** Directions for this task **
The records should be written out in full, with nothing altered.

** Dataset entries **
/---

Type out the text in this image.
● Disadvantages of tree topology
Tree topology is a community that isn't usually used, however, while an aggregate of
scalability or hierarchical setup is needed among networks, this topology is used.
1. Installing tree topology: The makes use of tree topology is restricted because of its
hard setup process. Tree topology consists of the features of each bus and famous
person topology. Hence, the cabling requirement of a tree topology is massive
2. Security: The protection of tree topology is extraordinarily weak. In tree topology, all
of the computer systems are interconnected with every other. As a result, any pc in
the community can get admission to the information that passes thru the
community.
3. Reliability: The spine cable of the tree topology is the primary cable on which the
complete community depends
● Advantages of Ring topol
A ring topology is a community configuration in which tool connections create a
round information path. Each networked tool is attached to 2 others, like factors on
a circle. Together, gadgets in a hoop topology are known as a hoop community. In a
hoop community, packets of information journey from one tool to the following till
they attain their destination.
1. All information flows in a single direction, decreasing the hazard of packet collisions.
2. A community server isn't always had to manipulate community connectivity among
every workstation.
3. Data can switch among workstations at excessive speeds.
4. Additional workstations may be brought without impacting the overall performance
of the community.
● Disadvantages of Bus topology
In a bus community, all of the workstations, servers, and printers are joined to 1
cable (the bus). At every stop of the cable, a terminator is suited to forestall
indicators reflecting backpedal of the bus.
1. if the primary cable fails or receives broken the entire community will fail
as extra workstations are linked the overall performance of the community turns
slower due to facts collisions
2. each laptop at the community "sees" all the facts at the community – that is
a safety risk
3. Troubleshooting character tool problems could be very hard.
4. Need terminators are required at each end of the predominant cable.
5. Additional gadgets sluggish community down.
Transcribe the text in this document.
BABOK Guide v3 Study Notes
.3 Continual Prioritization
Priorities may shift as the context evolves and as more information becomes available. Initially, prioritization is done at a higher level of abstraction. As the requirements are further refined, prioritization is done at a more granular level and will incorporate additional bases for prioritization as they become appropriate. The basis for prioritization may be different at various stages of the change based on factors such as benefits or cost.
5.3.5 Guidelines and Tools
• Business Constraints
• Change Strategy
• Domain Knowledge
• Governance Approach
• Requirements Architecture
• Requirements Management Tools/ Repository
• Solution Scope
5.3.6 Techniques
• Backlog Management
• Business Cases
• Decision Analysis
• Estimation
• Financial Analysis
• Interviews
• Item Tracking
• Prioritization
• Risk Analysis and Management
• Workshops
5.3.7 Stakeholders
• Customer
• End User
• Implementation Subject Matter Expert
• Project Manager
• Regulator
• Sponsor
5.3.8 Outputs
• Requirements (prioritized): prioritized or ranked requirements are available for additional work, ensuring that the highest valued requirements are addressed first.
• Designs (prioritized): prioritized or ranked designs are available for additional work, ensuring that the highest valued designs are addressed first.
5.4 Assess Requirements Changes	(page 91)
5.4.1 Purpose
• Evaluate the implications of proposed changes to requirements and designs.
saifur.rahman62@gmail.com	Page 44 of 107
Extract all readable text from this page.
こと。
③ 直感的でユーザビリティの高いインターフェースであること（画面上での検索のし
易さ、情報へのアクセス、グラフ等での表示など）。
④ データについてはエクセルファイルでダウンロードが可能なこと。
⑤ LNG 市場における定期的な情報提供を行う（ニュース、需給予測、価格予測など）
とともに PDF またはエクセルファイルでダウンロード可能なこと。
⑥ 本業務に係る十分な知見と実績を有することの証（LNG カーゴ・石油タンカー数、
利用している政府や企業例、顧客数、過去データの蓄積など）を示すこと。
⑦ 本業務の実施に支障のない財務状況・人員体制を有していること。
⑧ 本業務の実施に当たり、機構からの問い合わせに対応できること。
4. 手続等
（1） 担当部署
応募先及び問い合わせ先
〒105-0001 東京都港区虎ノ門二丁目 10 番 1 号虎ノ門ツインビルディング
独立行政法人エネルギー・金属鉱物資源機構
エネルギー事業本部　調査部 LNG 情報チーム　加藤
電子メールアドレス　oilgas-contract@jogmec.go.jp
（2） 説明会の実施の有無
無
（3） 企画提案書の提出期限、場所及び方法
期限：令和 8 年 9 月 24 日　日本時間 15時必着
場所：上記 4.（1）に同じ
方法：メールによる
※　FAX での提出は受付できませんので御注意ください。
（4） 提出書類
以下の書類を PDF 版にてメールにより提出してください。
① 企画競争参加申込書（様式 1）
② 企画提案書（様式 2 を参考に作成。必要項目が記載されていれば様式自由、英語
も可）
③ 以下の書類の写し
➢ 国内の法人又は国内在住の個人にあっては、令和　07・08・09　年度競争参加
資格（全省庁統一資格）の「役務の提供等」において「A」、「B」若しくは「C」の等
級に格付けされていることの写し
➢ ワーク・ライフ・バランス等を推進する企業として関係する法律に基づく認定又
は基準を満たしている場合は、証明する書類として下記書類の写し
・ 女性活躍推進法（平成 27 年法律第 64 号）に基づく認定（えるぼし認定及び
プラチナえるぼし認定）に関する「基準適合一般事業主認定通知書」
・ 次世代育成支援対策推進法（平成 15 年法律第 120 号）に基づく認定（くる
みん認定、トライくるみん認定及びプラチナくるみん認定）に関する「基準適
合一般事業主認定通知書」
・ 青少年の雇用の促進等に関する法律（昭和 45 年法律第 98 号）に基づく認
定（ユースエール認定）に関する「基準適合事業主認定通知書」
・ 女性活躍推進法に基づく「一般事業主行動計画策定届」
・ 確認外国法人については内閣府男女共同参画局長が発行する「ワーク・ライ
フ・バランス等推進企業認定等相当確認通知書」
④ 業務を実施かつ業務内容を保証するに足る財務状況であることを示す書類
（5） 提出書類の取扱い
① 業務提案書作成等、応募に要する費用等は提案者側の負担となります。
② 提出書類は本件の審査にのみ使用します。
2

\---

** Answer to the task **
Type out the text in this image.
● Disadvantages of tree topology
Tree topology is a community that isn't usually used, however, while an aggregate of
scalability or hierarchical setup is needed among networks, this topology is used.
1. Installing tree topology: The makes use of tree topology is restricted because of its
hard setup process. Tree topology consists of the features of each bus and famous
person topology. Hence, the cabling requirement of a tree topology is massive
2. Security: The protection of tree topology is extraordinarily weak. In tree topology, all
of the computer systems are interconnected with every other. As a result, any pc in
the community can get admission to the information that passes thru the
community.
3. Reliability: The spine cable of the tree topology is the primary cable on which the
complete community depends
● Advantages of Ring topol
A ring topology is a community configuration in which tool connections create a
round information path. Each networked tool is attached to 2 others, like factors on
a circle. Together, gadgets in a hoop topology are known as a hoop community. In a
hoop community, packets of information journey from one tool to the following till
they attain their destination.
1. All information flows in a single direction, decreasing the hazard of packet collisions.
2. A community server isn't always had to manipulate community connectivity among
every workstation.
3. Data can switch among workstations at excessive speeds.
4. Additional workstations may be brought without impacting the overall performance
of the community.
● Disadvantages of Bus topology
In a bus community, all of the workstations, servers, and printers are joined to 1
cable (the bus). At every stop of the cable, a terminator is suited to forestall
indicators reflecting backpedal of the bus.
1. if the primary cable fails or receives broken the entire community will fail
as extra workstations are linked the overall performance of the community turns
slower due to facts collisions
2. each laptop at the community "sees" all the facts at the community – that is
a safety risk
3. Troubleshooting character tool problems could be very hard.
4. Need terminators are required at each end of the predominant cable.
5. Additional gadgets sluggish community down.
Transcribe the text in this document.
BABOK Guide v3 Study Notes
.3 Continual Prioritization
Priorities may shift as the context evolves and as more information becomes available. Initially, prioritization is done at a higher level of abstraction. As the requirements are further refined, prioritization is done at a more granular level and will incorporate additional bases for prioritization as they become appropriate. The basis for prioritization may be different at various stages of the change based on factors such as benefits or cost.
5.3.5 Guidelines and Tools
• Business Constraints
• Change Strategy
• Domain Knowledge
• Governance Approach
• Requirements Architecture
• Requirements Management Tools/ Repository
• Solution Scope
5.3.6 Techniques
• Backlog Management
• Business Cases
• Decision Analysis
• Estimation
• Financial Analysis
• Interviews
• Item Tracking
• Prioritization
• Risk Analysis and Management
• Workshops
5.3.7 Stakeholders
• Customer
• End User
• Implementation Subject Matter Expert
• Project Manager
• Regulator
• Sponsor
5.3.8 Outputs
• Requirements (prioritized): prioritized or ranked requirements are available for additional work, ensuring that the highest valued requirements are addressed first.
• Designs (prioritized): prioritized or ranked designs are available for additional work, ensuring that the highest valued designs are addressed first.
5.4 Assess Requirements Changes	(page 91)
5.4.1 Purpose
• Evaluate the implications of proposed changes to requirements and designs.
saifur.rahman62@gmail.com	Page 44 of 107
Extract all readable text from this page.
こと。
③ 直感的でユーザビリティの高いインターフェースであること（画面上での検索のし
易さ、情報へのアクセス、グラフ等での表示など）。
④ データについてはエクセルファイルでダウンロードが可能なこと。
⑤ LNG 市場における定期的な情報提供を行う（ニュース、需給予測、価格予測など）
とともに PDF またはエクセルファイルでダウンロード可能なこと。
⑥ 本業務に係る十分な知見と実績を有することの証（LNG カーゴ・石油タンカー数、
利用している政府や企業例、顧客数、過去データの蓄積など）を示すこと。
⑦ 本業務の実施に支障のない財務状況・人員体制を有していること。
⑧ 本業務の実施に当たり、機構からの問い合わせに対応できること。
4. 手続等
（1） 担当部署
応募先及び問い合わせ先
〒105-0001 東京都港区虎ノ門二丁目 10 番 1 号虎ノ門ツインビルディング
独立行政法人エネルギー・金属鉱物資源機構
エネルギー事業本部　調査部 LNG 情報チーム　加藤
電子メールアドレス　oilgas-contract@jogmec.go.jp
（2） 説明会の実施の有無
無
（3） 企画提案書の提出期限、場所及び方法
期限：令和 8 年 9 月 24 日　日本時間 15時必着
場所：上記 4.（1）に同じ
方法：メールによる
※　FAX での提出は受付できませんので御注意ください。
（4） 提出書類
以下の書類を PDF 版にてメールにより提出してください。
① 企画競争参加申込書（様式 1）
② 企画提案書（様式 2 を参考に作成。必要項目が記載されていれば様式自由、英語
も可）
③ 以下の書類の写し
➢ 国内の法人又は国内在住の個人にあっては、令和　07・08・09　年度競争参加
資格（全省庁統一資格）の「役務の提供等」において「A」、「B」若しくは「C」の等
級に格付けされていることの写し
➢ ワーク・ライフ・バランス等を推進する企業として関係する法律に基づく認定又
は基準を満たしている場合は、証明する書類として下記書類の写し
・ 女性活躍推進法（平成 27 年法律第 64 号）に基づく認定（えるぼし認定及び
プラチナえるぼし認定）に関する「基準適合一般事業主認定通知書」
・ 次世代育成支援対策推進法（平成 15 年法律第 120 号）に基づく認定（くる
みん認定、トライくるみん認定及びプラチナくるみん認定）に関する「基準適
合一般事業主認定通知書」
・ 青少年の雇用の促進等に関する法律（昭和 45 年法律第 98 号）に基づく認
定（ユースエール認定）に関する「基準適合事業主認定通知書」
・ 女性活躍推進法に基づく「一般事業主行動計画策定届」
・ 確認外国法人については内閣府男女共同参画局長が発行する「ワーク・ライ
フ・バランス等推進企業認定等相当確認通知書」
④ 業務を実施かつ業務内容を保証するに足る財務状況であることを示す書類
（5） 提出書類の取扱い
① 業務提案書作成等、応募に要する費用等は提案者側の負担となります。
② 提出書類は本件の審査にのみ使用します。
2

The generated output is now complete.